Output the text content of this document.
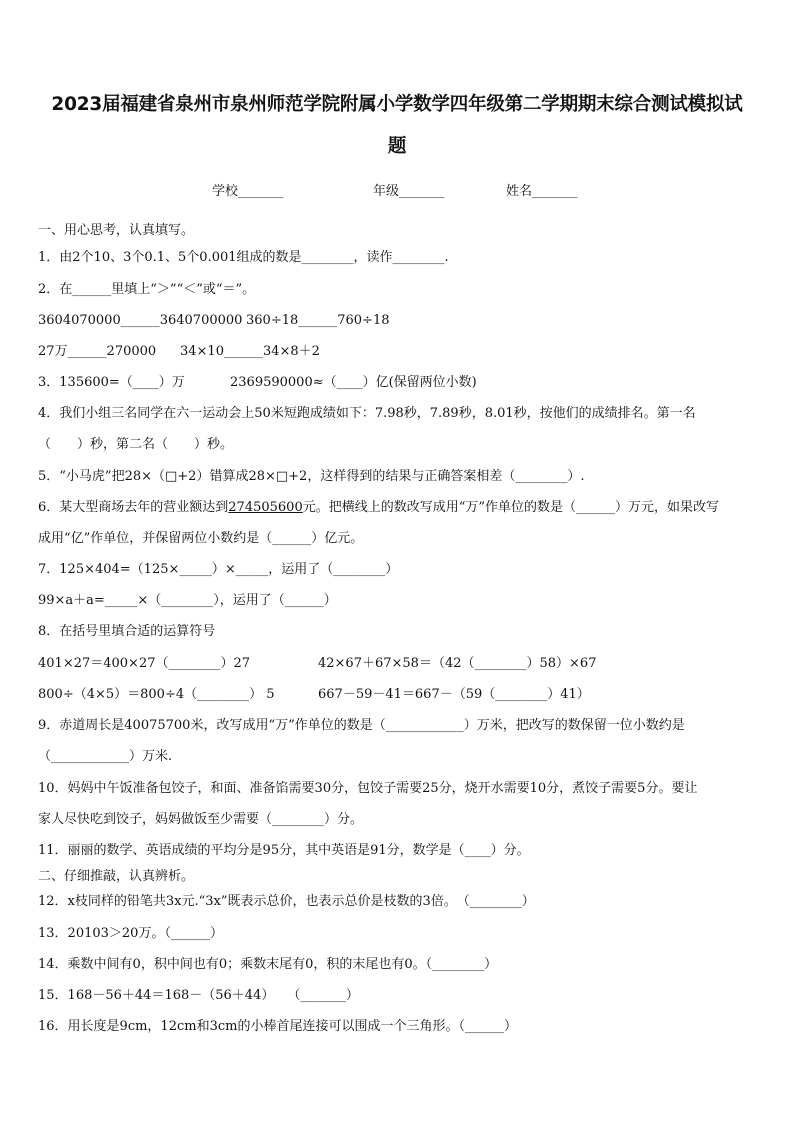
2023届福建省泉州市泉州师范学院附属小学数学四年级第二学期期末综合测试模拟试
题
学校_______	年级_______	姓名_______
一、用心思考，认真填写。
1．由2个10、3个0.1、5个0.001组成的数是________，读作________.
2．在______里填上“＞”“＜”或“＝”。
3604070000______3640700000 360÷18______760÷18
27万______270000	34×10______34×8＋2
3．135600=（____）万	2369590000≈（____）亿(保留两位小数)
4．我们小组三名同学在六一运动会上50米短跑成绩如下：7.98秒，7.89秒，8.01秒，按他们的成绩排名。第一名
（　　）秒，第二名（　　）秒。
5．“小马虎”把28×（□+2）错算成28×□+2，这样得到的结果与正确答案相差（________）.
6．某大型商场去年的营业额达到274505600元。把横线上的数改写成用“万”作单位的数是（______）万元，如果改写
成用“亿”作单位，并保留两位小数约是（______）亿元。
7．125×404=（125×_____）×_____，运用了（________）
99×a＋a=_____×（________），运用了（______）
8．在括号里填合适的运算符号
401×27＝400×27（________）27	42×67＋67×58＝（42（________）58）×67
800÷（4×5）＝800÷4（________） 5	667－59－41＝667－（59（________）41）
9．赤道周长是40075700米，改写成用“万”作单位的数是（____________）万米，把改写的数保留一位小数约是
（____________）万米.
10．妈妈中午饭准备包饺子，和面、准备馅需要30分，包饺子需要25分，烧开水需要10分，煮饺子需要5分。要让
家人尽快吃到饺子，妈妈做饭至少需要（________）分。
11．丽丽的数学、英语成绩的平均分是95分，其中英语是91分，数学是（____）分。
二、仔细推敲，认真辨析。
12．x枝同样的铅笔共3x元.“3x”既表示总价，也表示总价是枝数的3倍。　（________）
13．20103＞20万。（______）
14．乘数中间有0，积中间也有0；乘数末尾有0，积的末尾也有0。（________）
15．168－56＋44＝168－（56＋44）　　（_______）
16．用长度是9cm，12cm和3cm的小棒首尾连接可以围成一个三角形。（______）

→ **What you have to do**:
Copy each line exactly, and leave the pictures out of your copy.

→ **Exercise response**:
Output the text content of this document.
2023届福建省泉州市泉州师范学院附属小学数学四年级第二学期期末综合测试模拟试
题
学校_______	年级_______	姓名_______
一、用心思考，认真填写。
1．由2个10、3个0.1、5个0.001组成的数是________，读作________.
2．在______里填上“＞”“＜”或“＝”。
3604070000______3640700000 360÷18______760÷18
27万______270000	34×10______34×8＋2
3．135600=（____）万	2369590000≈（____）亿(保留两位小数)
4．我们小组三名同学在六一运动会上50米短跑成绩如下：7.98秒，7.89秒，8.01秒，按他们的成绩排名。第一名
（　　）秒，第二名（　　）秒。
5．“小马虎”把28×（□+2）错算成28×□+2，这样得到的结果与正确答案相差（________）.
6．某大型商场去年的营业额达到274505600元。把横线上的数改写成用“万”作单位的数是（______）万元，如果改写
成用“亿”作单位，并保留两位小数约是（______）亿元。
7．125×404=（125×_____）×_____，运用了（________）
99×a＋a=_____×（________），运用了（______）
8．在括号里填合适的运算符号
401×27＝400×27（________）27	42×67＋67×58＝（42（________）58）×67
800÷（4×5）＝800÷4（________） 5	667－59－41＝667－（59（________）41）
9．赤道周长是40075700米，改写成用“万”作单位的数是（____________）万米，把改写的数保留一位小数约是
（____________）万米.
10．妈妈中午饭准备包饺子，和面、准备馅需要30分，包饺子需要25分，烧开水需要10分，煮饺子需要5分。要让
家人尽快吃到饺子，妈妈做饭至少需要（________）分。
11．丽丽的数学、英语成绩的平均分是95分，其中英语是91分，数学是（____）分。
二、仔细推敲，认真辨析。
12．x枝同样的铅笔共3x元.“3x”既表示总价，也表示总价是枝数的3倍。　（________）
13．20103＞20万。（______）
14．乘数中间有0，积中间也有0；乘数末尾有0，积的末尾也有0。（________）
15．168－56＋44＝168－（56＋44）　　（_______）
16．用长度是9cm，12cm和3cm的小棒首尾连接可以围成一个三角形。（______）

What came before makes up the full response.